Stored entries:
---+---
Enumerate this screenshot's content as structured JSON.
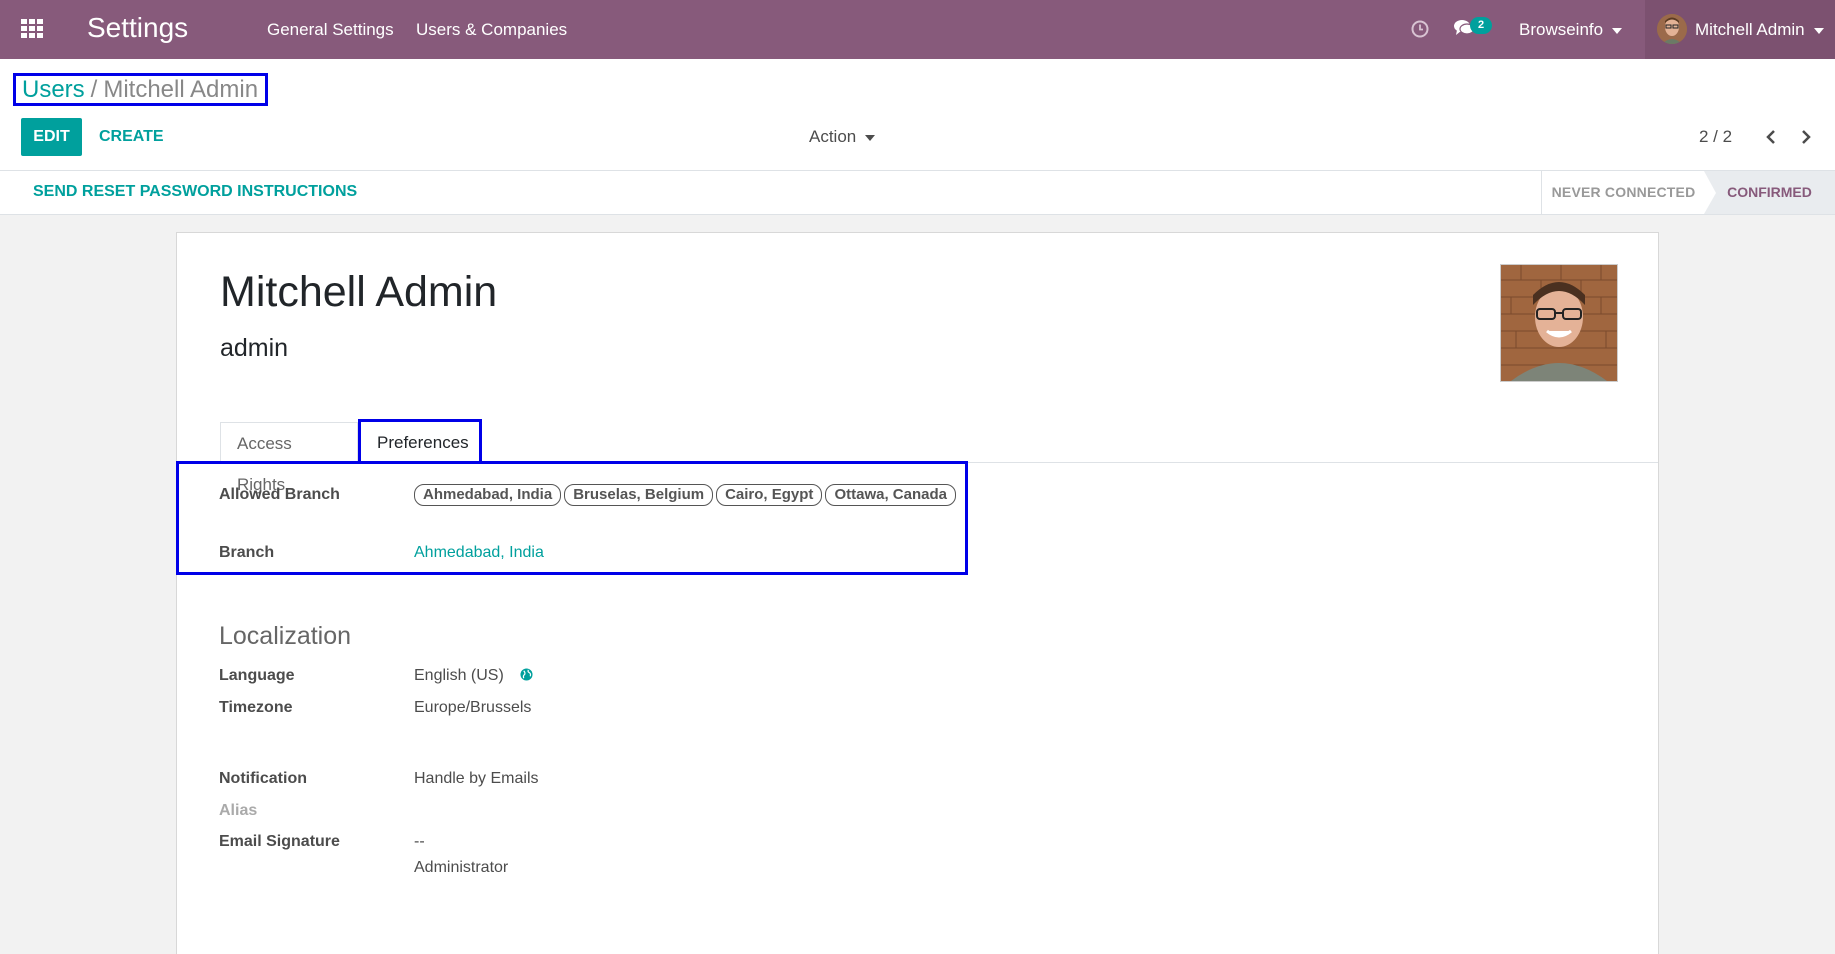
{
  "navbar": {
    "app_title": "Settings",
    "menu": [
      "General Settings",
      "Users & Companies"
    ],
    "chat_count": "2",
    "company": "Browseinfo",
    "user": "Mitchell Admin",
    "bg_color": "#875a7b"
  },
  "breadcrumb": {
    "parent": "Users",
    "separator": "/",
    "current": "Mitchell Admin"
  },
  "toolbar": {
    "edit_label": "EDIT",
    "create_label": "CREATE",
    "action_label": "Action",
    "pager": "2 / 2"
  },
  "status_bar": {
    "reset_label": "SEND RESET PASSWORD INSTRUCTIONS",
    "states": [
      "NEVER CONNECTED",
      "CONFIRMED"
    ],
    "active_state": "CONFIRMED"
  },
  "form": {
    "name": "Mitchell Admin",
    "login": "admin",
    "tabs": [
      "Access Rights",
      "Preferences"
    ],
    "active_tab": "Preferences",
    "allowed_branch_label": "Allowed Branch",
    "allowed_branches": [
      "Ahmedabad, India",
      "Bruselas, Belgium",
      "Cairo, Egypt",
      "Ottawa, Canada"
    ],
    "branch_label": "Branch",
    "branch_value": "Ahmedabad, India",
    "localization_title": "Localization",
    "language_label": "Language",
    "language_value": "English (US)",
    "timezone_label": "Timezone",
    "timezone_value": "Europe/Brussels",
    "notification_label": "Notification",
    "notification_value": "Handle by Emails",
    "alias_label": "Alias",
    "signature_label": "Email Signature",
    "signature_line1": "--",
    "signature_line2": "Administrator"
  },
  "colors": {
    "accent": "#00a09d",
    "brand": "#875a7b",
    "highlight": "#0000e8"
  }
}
---+---
Direction. Keep the pictures out of the copy and write out the data exactly as it stands.

Correct result.
Enumerate this screenshot's content as structured JSON.
{
  "navbar": {
    "app_title": "Settings",
    "menu": [
      "General Settings",
      "Users & Companies"
    ],
    "chat_count": "2",
    "company": "Browseinfo",
    "user": "Mitchell Admin",
    "bg_color": "#875a7b"
  },
  "breadcrumb": {
    "parent": "Users",
    "separator": "/",
    "current": "Mitchell Admin"
  },
  "toolbar": {
    "edit_label": "EDIT",
    "create_label": "CREATE",
    "action_label": "Action",
    "pager": "2 / 2"
  },
  "status_bar": {
    "reset_label": "SEND RESET PASSWORD INSTRUCTIONS",
    "states": [
      "NEVER CONNECTED",
      "CONFIRMED"
    ],
    "active_state": "CONFIRMED"
  },
  "form": {
    "name": "Mitchell Admin",
    "login": "admin",
    "tabs": [
      "Access Rights",
      "Preferences"
    ],
    "active_tab": "Preferences",
    "allowed_branch_label": "Allowed Branch",
    "allowed_branches": [
      "Ahmedabad, India",
      "Bruselas, Belgium",
      "Cairo, Egypt",
      "Ottawa, Canada"
    ],
    "branch_label": "Branch",
    "branch_value": "Ahmedabad, India",
    "localization_title": "Localization",
    "language_label": "Language",
    "language_value": "English (US)",
    "timezone_label": "Timezone",
    "timezone_value": "Europe/Brussels",
    "notification_label": "Notification",
    "notification_value": "Handle by Emails",
    "alias_label": "Alias",
    "signature_label": "Email Signature",
    "signature_line1": "--",
    "signature_line2": "Administrator"
  },
  "colors": {
    "accent": "#00a09d",
    "brand": "#875a7b",
    "highlight": "#0000e8"
  }
}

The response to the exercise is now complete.